───── LISTED RECORDS ─────

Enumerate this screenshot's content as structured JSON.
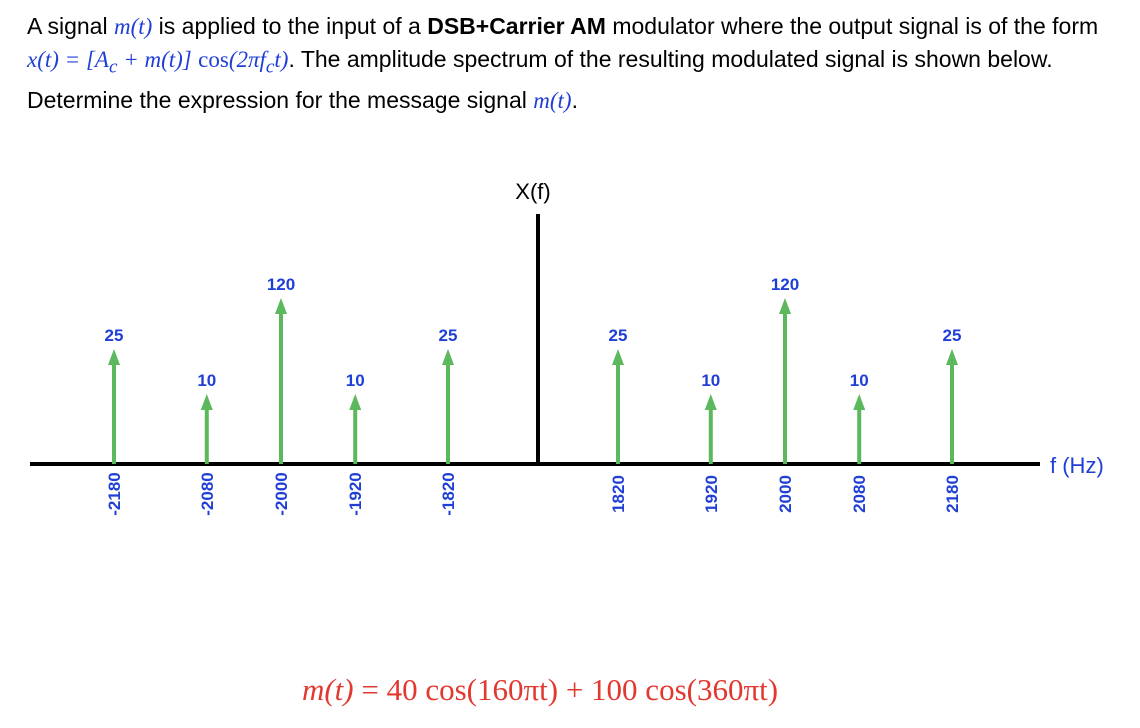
{
  "problem": {
    "intro": "A signal",
    "msg_symbol": "m(t)",
    "mid1": "is applied to the input of a",
    "modulator_bold": "DSB+Carrier AM",
    "mid2": "modulator where the output signal is of the form",
    "form_lhs": "x(t) = [A",
    "form_sub": "c",
    "form_mid": "+ m(t)]",
    "form_cos": "cos",
    "form_arg": "(2πf",
    "form_arg_sub": "c",
    "form_arg_end": "t)",
    "mid3": ". The amplitude spectrum of the resulting modulated signal is shown below. Determine the expression for the message signal",
    "end": "."
  },
  "diagram": {
    "y_axis_label": "X(f)",
    "x_axis_label": "f (Hz)",
    "colors": {
      "arrow": "#5cb85c",
      "label": "#1f3fd6",
      "axis": "#000000",
      "answer": "#e2382f"
    },
    "components": [
      {
        "freq": "-2180",
        "amp": 25
      },
      {
        "freq": "-2080",
        "amp": 10
      },
      {
        "freq": "-2000",
        "amp": 120
      },
      {
        "freq": "-1920",
        "amp": 10
      },
      {
        "freq": "-1820",
        "amp": 25
      },
      {
        "freq": "1820",
        "amp": 25
      },
      {
        "freq": "1920",
        "amp": 10
      },
      {
        "freq": "2000",
        "amp": 120
      },
      {
        "freq": "2080",
        "amp": 10
      },
      {
        "freq": "2180",
        "amp": 25
      }
    ]
  },
  "answer": {
    "lhs": "m(t)",
    "rhs": " = 40 cos(160πt) + 100 cos(360πt)"
  }
}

─────

> WRITTEN INSTRUCTION: Transcribe the records verbatim and omit the images.

> TASK RESULT:
Enumerate this screenshot's content as structured JSON.
{
  "problem": {
    "intro": "A signal",
    "msg_symbol": "m(t)",
    "mid1": "is applied to the input of a",
    "modulator_bold": "DSB+Carrier AM",
    "mid2": "modulator where the output signal is of the form",
    "form_lhs": "x(t) = [A",
    "form_sub": "c",
    "form_mid": "+ m(t)]",
    "form_cos": "cos",
    "form_arg": "(2πf",
    "form_arg_sub": "c",
    "form_arg_end": "t)",
    "mid3": ". The amplitude spectrum of the resulting modulated signal is shown below. Determine the expression for the message signal",
    "end": "."
  },
  "diagram": {
    "y_axis_label": "X(f)",
    "x_axis_label": "f (Hz)",
    "colors": {
      "arrow": "#5cb85c",
      "label": "#1f3fd6",
      "axis": "#000000",
      "answer": "#e2382f"
    },
    "components": [
      {
        "freq": "-2180",
        "amp": 25
      },
      {
        "freq": "-2080",
        "amp": 10
      },
      {
        "freq": "-2000",
        "amp": 120
      },
      {
        "freq": "-1920",
        "amp": 10
      },
      {
        "freq": "-1820",
        "amp": 25
      },
      {
        "freq": "1820",
        "amp": 25
      },
      {
        "freq": "1920",
        "amp": 10
      },
      {
        "freq": "2000",
        "amp": 120
      },
      {
        "freq": "2080",
        "amp": 10
      },
      {
        "freq": "2180",
        "amp": 25
      }
    ]
  },
  "answer": {
    "lhs": "m(t)",
    "rhs": " = 40 cos(160πt) + 100 cos(360πt)"
  }
}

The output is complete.